**Prompt:** Could you transcribe every record below exactly as written, leaving out any pictures?

**Working data:**
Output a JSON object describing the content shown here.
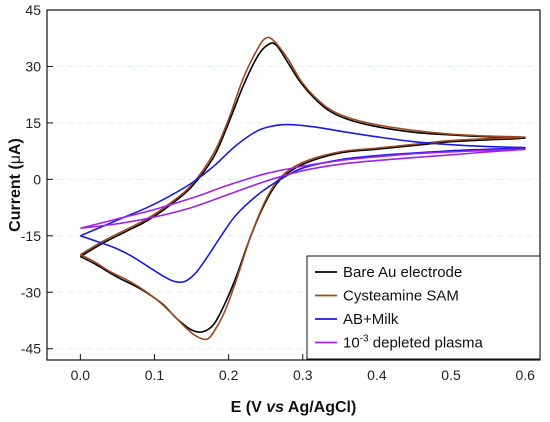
{
  "chart_data": {
    "type": "line",
    "xlabel_parts": {
      "pre": "E (V ",
      "italic": "vs",
      "post": " Ag/AgCl)"
    },
    "ylabel_parts": {
      "pre": "Current (",
      "greek": "μ",
      "post": "A)"
    },
    "xlim": [
      -0.045,
      0.62
    ],
    "ylim": [
      -48,
      45
    ],
    "xticks": [
      0.0,
      0.1,
      0.2,
      0.3,
      0.4,
      0.5,
      0.6
    ],
    "xtick_labels": [
      "0.0",
      "0.1",
      "0.2",
      "0.3",
      "0.4",
      "0.5",
      "0.6"
    ],
    "yticks": [
      45,
      30,
      15,
      0,
      -15,
      -30,
      -45
    ],
    "ytick_labels": [
      "45",
      "30",
      "15",
      "0",
      "-15",
      "-30",
      "-45"
    ],
    "legend_position": "bottom-right",
    "series": [
      {
        "name": "Bare Au electrode",
        "color": "#000000",
        "forward": {
          "x": [
            0.0,
            0.03,
            0.06,
            0.09,
            0.12,
            0.15,
            0.18,
            0.2,
            0.22,
            0.24,
            0.255,
            0.265,
            0.28,
            0.3,
            0.33,
            0.36,
            0.4,
            0.45,
            0.5,
            0.55,
            0.6
          ],
          "y": [
            -20.5,
            -17,
            -14,
            -11,
            -7,
            -2,
            6,
            15,
            25,
            33,
            36,
            35.5,
            31,
            25,
            19,
            16,
            14,
            12.5,
            11.8,
            11.3,
            11
          ]
        },
        "reverse": {
          "x": [
            0.6,
            0.55,
            0.5,
            0.45,
            0.4,
            0.35,
            0.3,
            0.27,
            0.25,
            0.23,
            0.21,
            0.195,
            0.18,
            0.165,
            0.15,
            0.13,
            0.11,
            0.08,
            0.05,
            0.02,
            0.0
          ],
          "y": [
            11,
            10.5,
            10,
            9,
            8,
            7,
            4,
            0,
            -6,
            -15,
            -26,
            -33,
            -38.5,
            -40.5,
            -40,
            -37,
            -33,
            -29,
            -26,
            -22.5,
            -20.5
          ]
        }
      },
      {
        "name": "Cysteamine SAM",
        "color": "#9a4a1e",
        "forward": {
          "x": [
            0.0,
            0.03,
            0.06,
            0.09,
            0.12,
            0.15,
            0.18,
            0.2,
            0.22,
            0.24,
            0.25,
            0.26,
            0.28,
            0.3,
            0.33,
            0.36,
            0.4,
            0.45,
            0.5,
            0.55,
            0.6
          ],
          "y": [
            -20,
            -16.5,
            -13.5,
            -10.5,
            -6.5,
            -1.5,
            7,
            16,
            27,
            35,
            37.5,
            37,
            32,
            25.5,
            19.5,
            16.5,
            14.5,
            13,
            12,
            11.5,
            11.2
          ]
        },
        "reverse": {
          "x": [
            0.6,
            0.55,
            0.5,
            0.45,
            0.4,
            0.35,
            0.3,
            0.27,
            0.25,
            0.23,
            0.21,
            0.195,
            0.18,
            0.17,
            0.155,
            0.14,
            0.12,
            0.1,
            0.07,
            0.04,
            0.02,
            0.0
          ],
          "y": [
            11.2,
            10.8,
            10.3,
            9.3,
            8.3,
            7.3,
            4.5,
            0.5,
            -5.5,
            -15,
            -27,
            -35,
            -40.5,
            -42.5,
            -41.5,
            -39,
            -35,
            -31.5,
            -27.5,
            -24.5,
            -22,
            -20
          ]
        }
      },
      {
        "name": "AB+Milk",
        "color": "#1a1ae0",
        "forward": {
          "x": [
            0.0,
            0.03,
            0.06,
            0.09,
            0.12,
            0.15,
            0.18,
            0.21,
            0.24,
            0.27,
            0.3,
            0.33,
            0.36,
            0.4,
            0.45,
            0.5,
            0.55,
            0.6
          ],
          "y": [
            -15,
            -12.5,
            -10,
            -7.5,
            -4.5,
            -1,
            3.5,
            9,
            13,
            14.5,
            14.3,
            13.5,
            12.5,
            11.3,
            10,
            9.2,
            8.7,
            8.4
          ]
        },
        "reverse": {
          "x": [
            0.6,
            0.55,
            0.5,
            0.45,
            0.4,
            0.35,
            0.3,
            0.27,
            0.24,
            0.21,
            0.19,
            0.17,
            0.155,
            0.14,
            0.125,
            0.11,
            0.09,
            0.07,
            0.05,
            0.03,
            0.015,
            0.0
          ],
          "y": [
            8.4,
            8,
            7.6,
            7,
            6.3,
            5.2,
            3,
            0,
            -4,
            -9.5,
            -15,
            -21,
            -25,
            -27.2,
            -27,
            -25.5,
            -23,
            -20.5,
            -18.5,
            -17,
            -16,
            -15
          ]
        }
      },
      {
        "name": "10^-3 depleted plasma",
        "color": "#a020f0",
        "forward": {
          "x": [
            0.0,
            0.05,
            0.1,
            0.15,
            0.2,
            0.25,
            0.3,
            0.35,
            0.4,
            0.45,
            0.5,
            0.55,
            0.6
          ],
          "y": [
            -13,
            -10.5,
            -8,
            -5,
            -1.5,
            1.5,
            3.5,
            5,
            6,
            6.8,
            7.3,
            7.7,
            8
          ]
        },
        "reverse": {
          "x": [
            0.6,
            0.55,
            0.5,
            0.45,
            0.4,
            0.35,
            0.3,
            0.25,
            0.2,
            0.15,
            0.1,
            0.05,
            0.0
          ],
          "y": [
            8,
            7.3,
            6.5,
            5.8,
            5,
            4,
            2.3,
            -0.5,
            -4,
            -7.5,
            -10,
            -11.8,
            -13
          ]
        }
      }
    ]
  },
  "legend": {
    "items": [
      {
        "text": "Bare Au electrode",
        "color": "#000000"
      },
      {
        "text": "Cysteamine SAM",
        "color": "#9a4a1e"
      },
      {
        "text": "AB+Milk",
        "color": "#1a1ae0"
      },
      {
        "base": "10",
        "sup": "-3",
        "rest": " depleted plasma",
        "color": "#a020f0"
      }
    ]
  }
}
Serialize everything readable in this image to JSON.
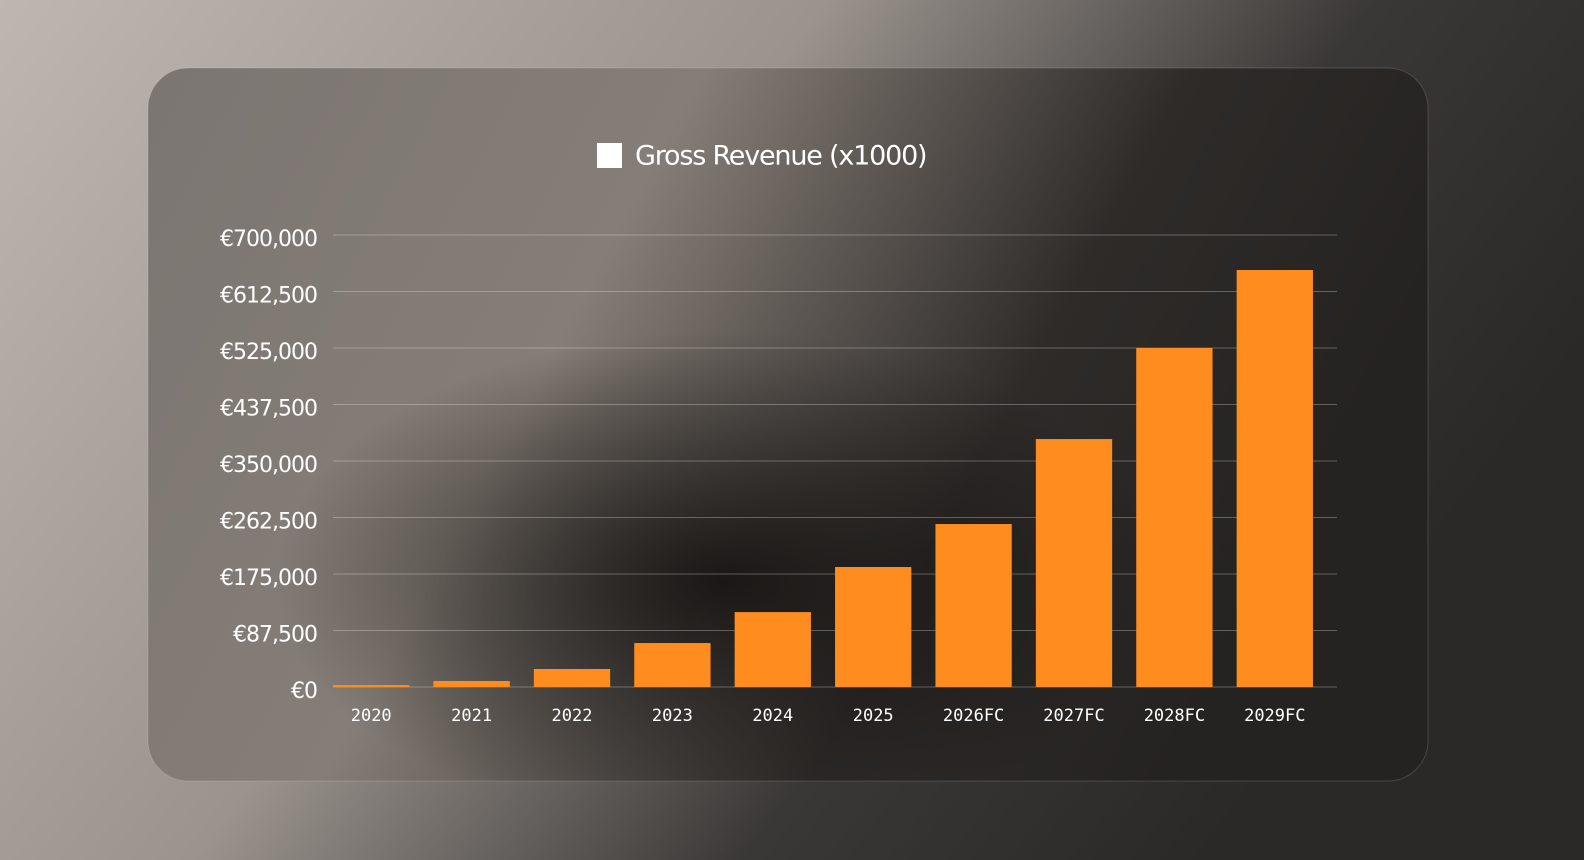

**Written answer:**
Output a JSON object describing the content shown here.
{
  "chart_data": {
    "type": "line",
    "xlabel_parts": {
      "pre": "E (V ",
      "italic": "vs",
      "post": " Ag/AgCl)"
    },
    "ylabel_parts": {
      "pre": "Current (",
      "greek": "μ",
      "post": "A)"
    },
    "xlim": [
      -0.045,
      0.62
    ],
    "ylim": [
      -48,
      45
    ],
    "xticks": [
      0.0,
      0.1,
      0.2,
      0.3,
      0.4,
      0.5,
      0.6
    ],
    "xtick_labels": [
      "0.0",
      "0.1",
      "0.2",
      "0.3",
      "0.4",
      "0.5",
      "0.6"
    ],
    "yticks": [
      45,
      30,
      15,
      0,
      -15,
      -30,
      -45
    ],
    "ytick_labels": [
      "45",
      "30",
      "15",
      "0",
      "-15",
      "-30",
      "-45"
    ],
    "legend_position": "bottom-right",
    "series": [
      {
        "name": "Bare Au electrode",
        "color": "#000000",
        "forward": {
          "x": [
            0.0,
            0.03,
            0.06,
            0.09,
            0.12,
            0.15,
            0.18,
            0.2,
            0.22,
            0.24,
            0.255,
            0.265,
            0.28,
            0.3,
            0.33,
            0.36,
            0.4,
            0.45,
            0.5,
            0.55,
            0.6
          ],
          "y": [
            -20.5,
            -17,
            -14,
            -11,
            -7,
            -2,
            6,
            15,
            25,
            33,
            36,
            35.5,
            31,
            25,
            19,
            16,
            14,
            12.5,
            11.8,
            11.3,
            11
          ]
        },
        "reverse": {
          "x": [
            0.6,
            0.55,
            0.5,
            0.45,
            0.4,
            0.35,
            0.3,
            0.27,
            0.25,
            0.23,
            0.21,
            0.195,
            0.18,
            0.165,
            0.15,
            0.13,
            0.11,
            0.08,
            0.05,
            0.02,
            0.0
          ],
          "y": [
            11,
            10.5,
            10,
            9,
            8,
            7,
            4,
            0,
            -6,
            -15,
            -26,
            -33,
            -38.5,
            -40.5,
            -40,
            -37,
            -33,
            -29,
            -26,
            -22.5,
            -20.5
          ]
        }
      },
      {
        "name": "Cysteamine SAM",
        "color": "#9a4a1e",
        "forward": {
          "x": [
            0.0,
            0.03,
            0.06,
            0.09,
            0.12,
            0.15,
            0.18,
            0.2,
            0.22,
            0.24,
            0.25,
            0.26,
            0.28,
            0.3,
            0.33,
            0.36,
            0.4,
            0.45,
            0.5,
            0.55,
            0.6
          ],
          "y": [
            -20,
            -16.5,
            -13.5,
            -10.5,
            -6.5,
            -1.5,
            7,
            16,
            27,
            35,
            37.5,
            37,
            32,
            25.5,
            19.5,
            16.5,
            14.5,
            13,
            12,
            11.5,
            11.2
          ]
        },
        "reverse": {
          "x": [
            0.6,
            0.55,
            0.5,
            0.45,
            0.4,
            0.35,
            0.3,
            0.27,
            0.25,
            0.23,
            0.21,
            0.195,
            0.18,
            0.17,
            0.155,
            0.14,
            0.12,
            0.1,
            0.07,
            0.04,
            0.02,
            0.0
          ],
          "y": [
            11.2,
            10.8,
            10.3,
            9.3,
            8.3,
            7.3,
            4.5,
            0.5,
            -5.5,
            -15,
            -27,
            -35,
            -40.5,
            -42.5,
            -41.5,
            -39,
            -35,
            -31.5,
            -27.5,
            -24.5,
            -22,
            -20
          ]
        }
      },
      {
        "name": "AB+Milk",
        "color": "#1a1ae0",
        "forward": {
          "x": [
            0.0,
            0.03,
            0.06,
            0.09,
            0.12,
            0.15,
            0.18,
            0.21,
            0.24,
            0.27,
            0.3,
            0.33,
            0.36,
            0.4,
            0.45,
            0.5,
            0.55,
            0.6
          ],
          "y": [
            -15,
            -12.5,
            -10,
            -7.5,
            -4.5,
            -1,
            3.5,
            9,
            13,
            14.5,
            14.3,
            13.5,
            12.5,
            11.3,
            10,
            9.2,
            8.7,
            8.4
          ]
        },
        "reverse": {
          "x": [
            0.6,
            0.55,
            0.5,
            0.45,
            0.4,
            0.35,
            0.3,
            0.27,
            0.24,
            0.21,
            0.19,
            0.17,
            0.155,
            0.14,
            0.125,
            0.11,
            0.09,
            0.07,
            0.05,
            0.03,
            0.015,
            0.0
          ],
          "y": [
            8.4,
            8,
            7.6,
            7,
            6.3,
            5.2,
            3,
            0,
            -4,
            -9.5,
            -15,
            -21,
            -25,
            -27.2,
            -27,
            -25.5,
            -23,
            -20.5,
            -18.5,
            -17,
            -16,
            -15
          ]
        }
      },
      {
        "name": "10^-3 depleted plasma",
        "color": "#a020f0",
        "forward": {
          "x": [
            0.0,
            0.05,
            0.1,
            0.15,
            0.2,
            0.25,
            0.3,
            0.35,
            0.4,
            0.45,
            0.5,
            0.55,
            0.6
          ],
          "y": [
            -13,
            -10.5,
            -8,
            -5,
            -1.5,
            1.5,
            3.5,
            5,
            6,
            6.8,
            7.3,
            7.7,
            8
          ]
        },
        "reverse": {
          "x": [
            0.6,
            0.55,
            0.5,
            0.45,
            0.4,
            0.35,
            0.3,
            0.25,
            0.2,
            0.15,
            0.1,
            0.05,
            0.0
          ],
          "y": [
            8,
            7.3,
            6.5,
            5.8,
            5,
            4,
            2.3,
            -0.5,
            -4,
            -7.5,
            -10,
            -11.8,
            -13
          ]
        }
      }
    ]
  },
  "legend": {
    "items": [
      {
        "text": "Bare Au electrode",
        "color": "#000000"
      },
      {
        "text": "Cysteamine SAM",
        "color": "#9a4a1e"
      },
      {
        "text": "AB+Milk",
        "color": "#1a1ae0"
      },
      {
        "base": "10",
        "sup": "-3",
        "rest": " depleted plasma",
        "color": "#a020f0"
      }
    ]
  }
}
Serialize everything readable in this image to JSON.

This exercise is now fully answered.